WRITTEN PROBLEM> Pick out each line with the word "Cliente" from the material that follows.

>> START DATA FOR PROCESSING

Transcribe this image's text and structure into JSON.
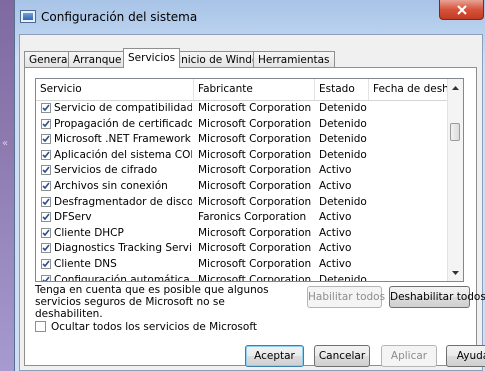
{
  "window": {
    "title": "Configuración del sistema"
  },
  "tabs": [
    "General",
    "Arranque",
    "Servicios",
    "Inicio de Windows",
    "Herramientas"
  ],
  "active_tab": "Servicios",
  "table": {
    "headers": [
      "Servicio",
      "Fabricante",
      "Estado",
      "Fecha de desha..."
    ],
    "rows": [
      {
        "checked": true,
        "service": "Servicio de compatibilidad con Bl...",
        "maker": "Microsoft Corporation",
        "status": "Detenido"
      },
      {
        "checked": true,
        "service": "Propagación de certificados",
        "maker": "Microsoft Corporation",
        "status": "Detenido"
      },
      {
        "checked": true,
        "service": "Microsoft .NET Framework NGEN...",
        "maker": "Microsoft Corporation",
        "status": "Detenido"
      },
      {
        "checked": true,
        "service": "Aplicación del sistema COM+",
        "maker": "Microsoft Corporation",
        "status": "Detenido"
      },
      {
        "checked": true,
        "service": "Servicios de cifrado",
        "maker": "Microsoft Corporation",
        "status": "Activo"
      },
      {
        "checked": true,
        "service": "Archivos sin conexión",
        "maker": "Microsoft Corporation",
        "status": "Activo"
      },
      {
        "checked": true,
        "service": "Desfragmentador de disco",
        "maker": "Microsoft Corporation",
        "status": "Detenido"
      },
      {
        "checked": true,
        "service": "DFServ",
        "maker": "Faronics Corporation",
        "status": "Activo"
      },
      {
        "checked": true,
        "service": "Cliente DHCP",
        "maker": "Microsoft Corporation",
        "status": "Activo"
      },
      {
        "checked": true,
        "service": "Diagnostics Tracking Service",
        "maker": "Microsoft Corporation",
        "status": "Activo"
      },
      {
        "checked": true,
        "service": "Cliente DNS",
        "maker": "Microsoft Corporation",
        "status": "Activo"
      },
      {
        "checked": true,
        "service": "Configuración automática de red...",
        "maker": "Microsoft Corporation",
        "status": "Detenido"
      }
    ]
  },
  "note": "Tenga en cuenta que es posible que algunos servicios seguros de Microsoft no se deshabiliten.",
  "buttons": {
    "enable_all": "Habilitar todos",
    "disable_all": "Deshabilitar todos",
    "ok": "Aceptar",
    "cancel": "Cancelar",
    "apply": "Aplicar",
    "help": "Ayuda"
  },
  "hide_ms_label": "Ocultar todos los servicios de Microsoft",
  "hide_ms_checked": false,
  "colors": {
    "close_button": "#c23a22",
    "title_gradient": "#a7c3e6"
  },
  "icons": {
    "close": "close-icon",
    "app": "system-config-icon",
    "check": "checkmark-icon"
  }
}
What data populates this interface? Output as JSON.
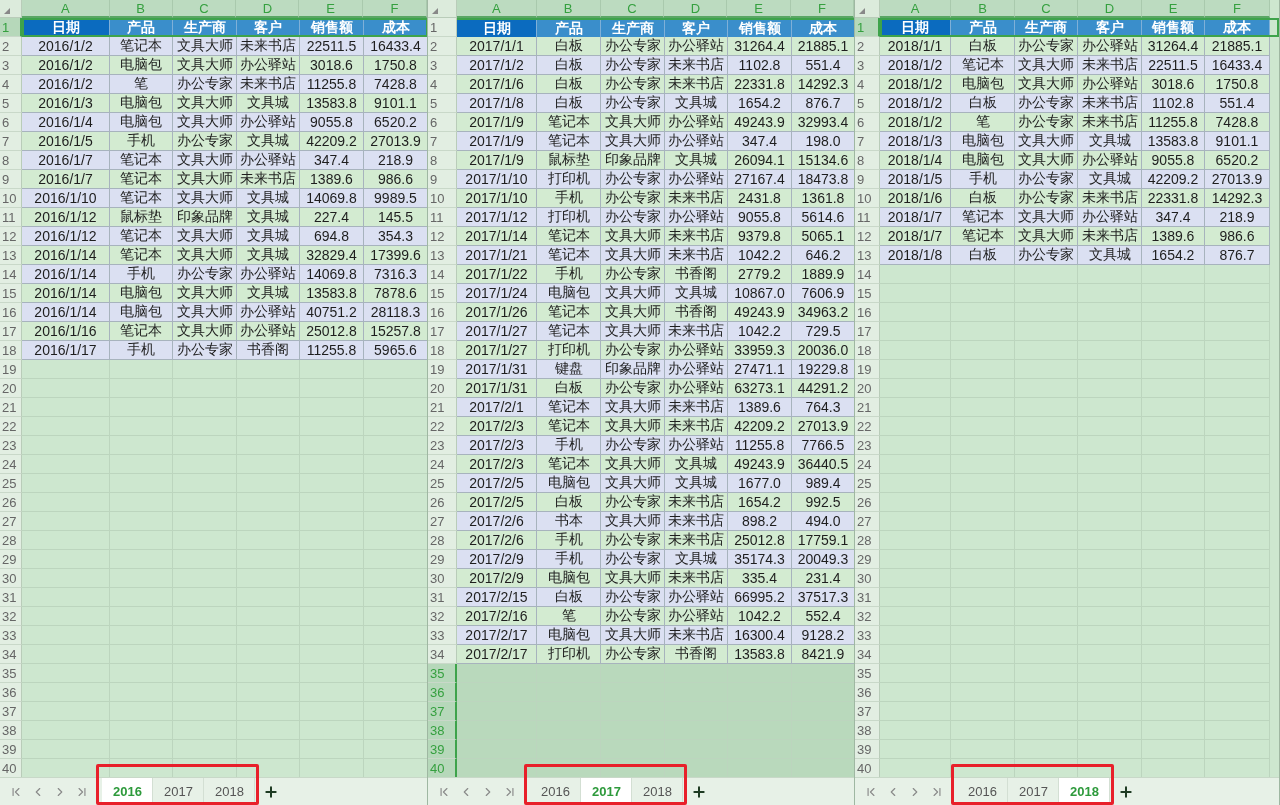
{
  "panes": [
    {
      "column_letters": [
        "A",
        "B",
        "C",
        "D",
        "E",
        "F"
      ],
      "header": {
        "number": "1",
        "selected": true,
        "cells": [
          {
            "text": "日期",
            "selected": true
          },
          {
            "text": "产品",
            "selected": false
          },
          {
            "text": "生产商",
            "selected": false
          },
          {
            "text": "客户",
            "selected": false
          },
          {
            "text": "销售额",
            "selected": false
          },
          {
            "text": "成本",
            "selected": false
          }
        ]
      },
      "rows": [
        {
          "number": "2",
          "color": "#dbe0f2",
          "cells": [
            "2016/1/2",
            "笔记本",
            "文具大师",
            "未来书店",
            "22511.5",
            "16433.4"
          ]
        },
        {
          "number": "3",
          "color": "#d3ebd1",
          "cells": [
            "2016/1/2",
            "电脑包",
            "文具大师",
            "办公驿站",
            "3018.6",
            "1750.8"
          ]
        },
        {
          "number": "4",
          "color": "#dbe0f2",
          "cells": [
            "2016/1/2",
            "笔",
            "办公专家",
            "未来书店",
            "11255.8",
            "7428.8"
          ]
        },
        {
          "number": "5",
          "color": "#d3ebd1",
          "cells": [
            "2016/1/3",
            "电脑包",
            "文具大师",
            "文具城",
            "13583.8",
            "9101.1"
          ]
        },
        {
          "number": "6",
          "color": "#dbe0f2",
          "cells": [
            "2016/1/4",
            "电脑包",
            "文具大师",
            "办公驿站",
            "9055.8",
            "6520.2"
          ]
        },
        {
          "number": "7",
          "color": "#d3ebd1",
          "cells": [
            "2016/1/5",
            "手机",
            "办公专家",
            "文具城",
            "42209.2",
            "27013.9"
          ]
        },
        {
          "number": "8",
          "color": "#dbe0f2",
          "cells": [
            "2016/1/7",
            "笔记本",
            "文具大师",
            "办公驿站",
            "347.4",
            "218.9"
          ]
        },
        {
          "number": "9",
          "color": "#d3ebd1",
          "cells": [
            "2016/1/7",
            "笔记本",
            "文具大师",
            "未来书店",
            "1389.6",
            "986.6"
          ]
        },
        {
          "number": "10",
          "color": "#dbe0f2",
          "cells": [
            "2016/1/10",
            "笔记本",
            "文具大师",
            "文具城",
            "14069.8",
            "9989.5"
          ]
        },
        {
          "number": "11",
          "color": "#d3ebd1",
          "cells": [
            "2016/1/12",
            "鼠标垫",
            "印象品牌",
            "文具城",
            "227.4",
            "145.5"
          ]
        },
        {
          "number": "12",
          "color": "#dbe0f2",
          "cells": [
            "2016/1/12",
            "笔记本",
            "文具大师",
            "文具城",
            "694.8",
            "354.3"
          ]
        },
        {
          "number": "13",
          "color": "#d3ebd1",
          "cells": [
            "2016/1/14",
            "笔记本",
            "文具大师",
            "文具城",
            "32829.4",
            "17399.6"
          ]
        },
        {
          "number": "14",
          "color": "#dbe0f2",
          "cells": [
            "2016/1/14",
            "手机",
            "办公专家",
            "办公驿站",
            "14069.8",
            "7316.3"
          ]
        },
        {
          "number": "15",
          "color": "#d3ebd1",
          "cells": [
            "2016/1/14",
            "电脑包",
            "文具大师",
            "文具城",
            "13583.8",
            "7878.6"
          ]
        },
        {
          "number": "16",
          "color": "#dbe0f2",
          "cells": [
            "2016/1/14",
            "电脑包",
            "文具大师",
            "办公驿站",
            "40751.2",
            "28118.3"
          ]
        },
        {
          "number": "17",
          "color": "#d3ebd1",
          "cells": [
            "2016/1/16",
            "笔记本",
            "文具大师",
            "办公驿站",
            "25012.8",
            "15257.8"
          ]
        },
        {
          "number": "18",
          "color": "#dbe0f2",
          "cells": [
            "2016/1/17",
            "手机",
            "办公专家",
            "书香阁",
            "11255.8",
            "5965.6"
          ]
        }
      ],
      "empty_rows": [
        {
          "number": "19",
          "selected": false
        },
        {
          "number": "20",
          "selected": false
        },
        {
          "number": "21",
          "selected": false
        },
        {
          "number": "22",
          "selected": false
        },
        {
          "number": "23",
          "selected": false
        },
        {
          "number": "24",
          "selected": false
        },
        {
          "number": "25",
          "selected": false
        },
        {
          "number": "26",
          "selected": false
        },
        {
          "number": "27",
          "selected": false
        },
        {
          "number": "28",
          "selected": false
        },
        {
          "number": "29",
          "selected": false
        },
        {
          "number": "30",
          "selected": false
        },
        {
          "number": "31",
          "selected": false
        },
        {
          "number": "32",
          "selected": false
        },
        {
          "number": "33",
          "selected": false
        },
        {
          "number": "34",
          "selected": false
        },
        {
          "number": "35",
          "selected": false
        },
        {
          "number": "36",
          "selected": false
        },
        {
          "number": "37",
          "selected": false
        },
        {
          "number": "38",
          "selected": false
        },
        {
          "number": "39",
          "selected": false
        },
        {
          "number": "40",
          "selected": false
        }
      ],
      "tabs": [
        {
          "label": "2016",
          "selected": true
        },
        {
          "label": "2017",
          "selected": false
        },
        {
          "label": "2018",
          "selected": false
        }
      ],
      "tabs_highlighted": true
    },
    {
      "column_letters": [
        "A",
        "B",
        "C",
        "D",
        "E",
        "F"
      ],
      "header": {
        "number": "1",
        "selected": false,
        "cells": [
          {
            "text": "日期",
            "selected": true
          },
          {
            "text": "产品",
            "selected": false
          },
          {
            "text": "生产商",
            "selected": false
          },
          {
            "text": "客户",
            "selected": false
          },
          {
            "text": "销售额",
            "selected": false
          },
          {
            "text": "成本",
            "selected": false
          }
        ]
      },
      "rows": [
        {
          "number": "2",
          "color": "#d3ebd1",
          "cells": [
            "2017/1/1",
            "白板",
            "办公专家",
            "办公驿站",
            "31264.4",
            "21885.1"
          ]
        },
        {
          "number": "3",
          "color": "#dbe0f2",
          "cells": [
            "2017/1/2",
            "白板",
            "办公专家",
            "未来书店",
            "1102.8",
            "551.4"
          ]
        },
        {
          "number": "4",
          "color": "#d3ebd1",
          "cells": [
            "2017/1/6",
            "白板",
            "办公专家",
            "未来书店",
            "22331.8",
            "14292.3"
          ]
        },
        {
          "number": "5",
          "color": "#dbe0f2",
          "cells": [
            "2017/1/8",
            "白板",
            "办公专家",
            "文具城",
            "1654.2",
            "876.7"
          ]
        },
        {
          "number": "6",
          "color": "#d3ebd1",
          "cells": [
            "2017/1/9",
            "笔记本",
            "文具大师",
            "办公驿站",
            "49243.9",
            "32993.4"
          ]
        },
        {
          "number": "7",
          "color": "#dbe0f2",
          "cells": [
            "2017/1/9",
            "笔记本",
            "文具大师",
            "办公驿站",
            "347.4",
            "198.0"
          ]
        },
        {
          "number": "8",
          "color": "#d3ebd1",
          "cells": [
            "2017/1/9",
            "鼠标垫",
            "印象品牌",
            "文具城",
            "26094.1",
            "15134.6"
          ]
        },
        {
          "number": "9",
          "color": "#dbe0f2",
          "cells": [
            "2017/1/10",
            "打印机",
            "办公专家",
            "办公驿站",
            "27167.4",
            "18473.8"
          ]
        },
        {
          "number": "10",
          "color": "#d3ebd1",
          "cells": [
            "2017/1/10",
            "手机",
            "办公专家",
            "未来书店",
            "2431.8",
            "1361.8"
          ]
        },
        {
          "number": "11",
          "color": "#dbe0f2",
          "cells": [
            "2017/1/12",
            "打印机",
            "办公专家",
            "办公驿站",
            "9055.8",
            "5614.6"
          ]
        },
        {
          "number": "12",
          "color": "#d3ebd1",
          "cells": [
            "2017/1/14",
            "笔记本",
            "文具大师",
            "未来书店",
            "9379.8",
            "5065.1"
          ]
        },
        {
          "number": "13",
          "color": "#dbe0f2",
          "cells": [
            "2017/1/21",
            "笔记本",
            "文具大师",
            "未来书店",
            "1042.2",
            "646.2"
          ]
        },
        {
          "number": "14",
          "color": "#d3ebd1",
          "cells": [
            "2017/1/22",
            "手机",
            "办公专家",
            "书香阁",
            "2779.2",
            "1889.9"
          ]
        },
        {
          "number": "15",
          "color": "#dbe0f2",
          "cells": [
            "2017/1/24",
            "电脑包",
            "文具大师",
            "文具城",
            "10867.0",
            "7606.9"
          ]
        },
        {
          "number": "16",
          "color": "#d3ebd1",
          "cells": [
            "2017/1/26",
            "笔记本",
            "文具大师",
            "书香阁",
            "49243.9",
            "34963.2"
          ]
        },
        {
          "number": "17",
          "color": "#dbe0f2",
          "cells": [
            "2017/1/27",
            "笔记本",
            "文具大师",
            "未来书店",
            "1042.2",
            "729.5"
          ]
        },
        {
          "number": "18",
          "color": "#d3ebd1",
          "cells": [
            "2017/1/27",
            "打印机",
            "办公专家",
            "办公驿站",
            "33959.3",
            "20036.0"
          ]
        },
        {
          "number": "19",
          "color": "#dbe0f2",
          "cells": [
            "2017/1/31",
            "键盘",
            "印象品牌",
            "办公驿站",
            "27471.1",
            "19229.8"
          ]
        },
        {
          "number": "20",
          "color": "#d3ebd1",
          "cells": [
            "2017/1/31",
            "白板",
            "办公专家",
            "办公驿站",
            "63273.1",
            "44291.2"
          ]
        },
        {
          "number": "21",
          "color": "#dbe0f2",
          "cells": [
            "2017/2/1",
            "笔记本",
            "文具大师",
            "未来书店",
            "1389.6",
            "764.3"
          ]
        },
        {
          "number": "22",
          "color": "#d3ebd1",
          "cells": [
            "2017/2/3",
            "笔记本",
            "文具大师",
            "未来书店",
            "42209.2",
            "27013.9"
          ]
        },
        {
          "number": "23",
          "color": "#dbe0f2",
          "cells": [
            "2017/2/3",
            "手机",
            "办公专家",
            "办公驿站",
            "11255.8",
            "7766.5"
          ]
        },
        {
          "number": "24",
          "color": "#d3ebd1",
          "cells": [
            "2017/2/3",
            "笔记本",
            "文具大师",
            "文具城",
            "49243.9",
            "36440.5"
          ]
        },
        {
          "number": "25",
          "color": "#dbe0f2",
          "cells": [
            "2017/2/5",
            "电脑包",
            "文具大师",
            "文具城",
            "1677.0",
            "989.4"
          ]
        },
        {
          "number": "26",
          "color": "#d3ebd1",
          "cells": [
            "2017/2/5",
            "白板",
            "办公专家",
            "未来书店",
            "1654.2",
            "992.5"
          ]
        },
        {
          "number": "27",
          "color": "#dbe0f2",
          "cells": [
            "2017/2/6",
            "书本",
            "文具大师",
            "未来书店",
            "898.2",
            "494.0"
          ]
        },
        {
          "number": "28",
          "color": "#d3ebd1",
          "cells": [
            "2017/2/6",
            "手机",
            "办公专家",
            "未来书店",
            "25012.8",
            "17759.1"
          ]
        },
        {
          "number": "29",
          "color": "#dbe0f2",
          "cells": [
            "2017/2/9",
            "手机",
            "办公专家",
            "文具城",
            "35174.3",
            "20049.3"
          ]
        },
        {
          "number": "30",
          "color": "#d3ebd1",
          "cells": [
            "2017/2/9",
            "电脑包",
            "文具大师",
            "未来书店",
            "335.4",
            "231.4"
          ]
        },
        {
          "number": "31",
          "color": "#dbe0f2",
          "cells": [
            "2017/2/15",
            "白板",
            "办公专家",
            "办公驿站",
            "66995.2",
            "37517.3"
          ]
        },
        {
          "number": "32",
          "color": "#d3ebd1",
          "cells": [
            "2017/2/16",
            "笔",
            "办公专家",
            "办公驿站",
            "1042.2",
            "552.4"
          ]
        },
        {
          "number": "33",
          "color": "#dbe0f2",
          "cells": [
            "2017/2/17",
            "电脑包",
            "文具大师",
            "未来书店",
            "16300.4",
            "9128.2"
          ]
        },
        {
          "number": "34",
          "color": "#d3ebd1",
          "cells": [
            "2017/2/17",
            "打印机",
            "办公专家",
            "书香阁",
            "13583.8",
            "8421.9"
          ]
        }
      ],
      "empty_rows": [
        {
          "number": "35",
          "selected": true
        },
        {
          "number": "36",
          "selected": true
        },
        {
          "number": "37",
          "selected": true
        },
        {
          "number": "38",
          "selected": true
        },
        {
          "number": "39",
          "selected": true
        },
        {
          "number": "40",
          "selected": true
        }
      ],
      "tabs": [
        {
          "label": "2016",
          "selected": false
        },
        {
          "label": "2017",
          "selected": true
        },
        {
          "label": "2018",
          "selected": false
        }
      ],
      "tabs_highlighted": true
    },
    {
      "column_letters": [
        "A",
        "B",
        "C",
        "D",
        "E",
        "F"
      ],
      "header": {
        "number": "1",
        "selected": true,
        "cells": [
          {
            "text": "日期",
            "selected": true
          },
          {
            "text": "产品",
            "selected": false
          },
          {
            "text": "生产商",
            "selected": false
          },
          {
            "text": "客户",
            "selected": false
          },
          {
            "text": "销售额",
            "selected": false
          },
          {
            "text": "成本",
            "selected": false
          }
        ]
      },
      "rows": [
        {
          "number": "2",
          "color": "#d3ebd1",
          "cells": [
            "2018/1/1",
            "白板",
            "办公专家",
            "办公驿站",
            "31264.4",
            "21885.1"
          ]
        },
        {
          "number": "3",
          "color": "#dbe0f2",
          "cells": [
            "2018/1/2",
            "笔记本",
            "文具大师",
            "未来书店",
            "22511.5",
            "16433.4"
          ]
        },
        {
          "number": "4",
          "color": "#d3ebd1",
          "cells": [
            "2018/1/2",
            "电脑包",
            "文具大师",
            "办公驿站",
            "3018.6",
            "1750.8"
          ]
        },
        {
          "number": "5",
          "color": "#dbe0f2",
          "cells": [
            "2018/1/2",
            "白板",
            "办公专家",
            "未来书店",
            "1102.8",
            "551.4"
          ]
        },
        {
          "number": "6",
          "color": "#d3ebd1",
          "cells": [
            "2018/1/2",
            "笔",
            "办公专家",
            "未来书店",
            "11255.8",
            "7428.8"
          ]
        },
        {
          "number": "7",
          "color": "#dbe0f2",
          "cells": [
            "2018/1/3",
            "电脑包",
            "文具大师",
            "文具城",
            "13583.8",
            "9101.1"
          ]
        },
        {
          "number": "8",
          "color": "#d3ebd1",
          "cells": [
            "2018/1/4",
            "电脑包",
            "文具大师",
            "办公驿站",
            "9055.8",
            "6520.2"
          ]
        },
        {
          "number": "9",
          "color": "#dbe0f2",
          "cells": [
            "2018/1/5",
            "手机",
            "办公专家",
            "文具城",
            "42209.2",
            "27013.9"
          ]
        },
        {
          "number": "10",
          "color": "#d3ebd1",
          "cells": [
            "2018/1/6",
            "白板",
            "办公专家",
            "未来书店",
            "22331.8",
            "14292.3"
          ]
        },
        {
          "number": "11",
          "color": "#dbe0f2",
          "cells": [
            "2018/1/7",
            "笔记本",
            "文具大师",
            "办公驿站",
            "347.4",
            "218.9"
          ]
        },
        {
          "number": "12",
          "color": "#d3ebd1",
          "cells": [
            "2018/1/7",
            "笔记本",
            "文具大师",
            "未来书店",
            "1389.6",
            "986.6"
          ]
        },
        {
          "number": "13",
          "color": "#dbe0f2",
          "cells": [
            "2018/1/8",
            "白板",
            "办公专家",
            "文具城",
            "1654.2",
            "876.7"
          ]
        }
      ],
      "empty_rows": [
        {
          "number": "14",
          "selected": false
        },
        {
          "number": "15",
          "selected": false
        },
        {
          "number": "16",
          "selected": false
        },
        {
          "number": "17",
          "selected": false
        },
        {
          "number": "18",
          "selected": false
        },
        {
          "number": "19",
          "selected": false
        },
        {
          "number": "20",
          "selected": false
        },
        {
          "number": "21",
          "selected": false
        },
        {
          "number": "22",
          "selected": false
        },
        {
          "number": "23",
          "selected": false
        },
        {
          "number": "24",
          "selected": false
        },
        {
          "number": "25",
          "selected": false
        },
        {
          "number": "26",
          "selected": false
        },
        {
          "number": "27",
          "selected": false
        },
        {
          "number": "28",
          "selected": false
        },
        {
          "number": "29",
          "selected": false
        },
        {
          "number": "30",
          "selected": false
        },
        {
          "number": "31",
          "selected": false
        },
        {
          "number": "32",
          "selected": false
        },
        {
          "number": "33",
          "selected": false
        },
        {
          "number": "34",
          "selected": false
        },
        {
          "number": "35",
          "selected": false
        },
        {
          "number": "36",
          "selected": false
        },
        {
          "number": "37",
          "selected": false
        },
        {
          "number": "38",
          "selected": false
        },
        {
          "number": "39",
          "selected": false
        },
        {
          "number": "40",
          "selected": false
        }
      ],
      "tabs": [
        {
          "label": "2016",
          "selected": false
        },
        {
          "label": "2017",
          "selected": false
        },
        {
          "label": "2018",
          "selected": true
        }
      ],
      "tabs_highlighted": true
    }
  ]
}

>> END DATA FOR PROCESSING

SOLUTION FOR THIS TASK>
        "service": "Cliente DHCP",
        "service": "Cliente DNS",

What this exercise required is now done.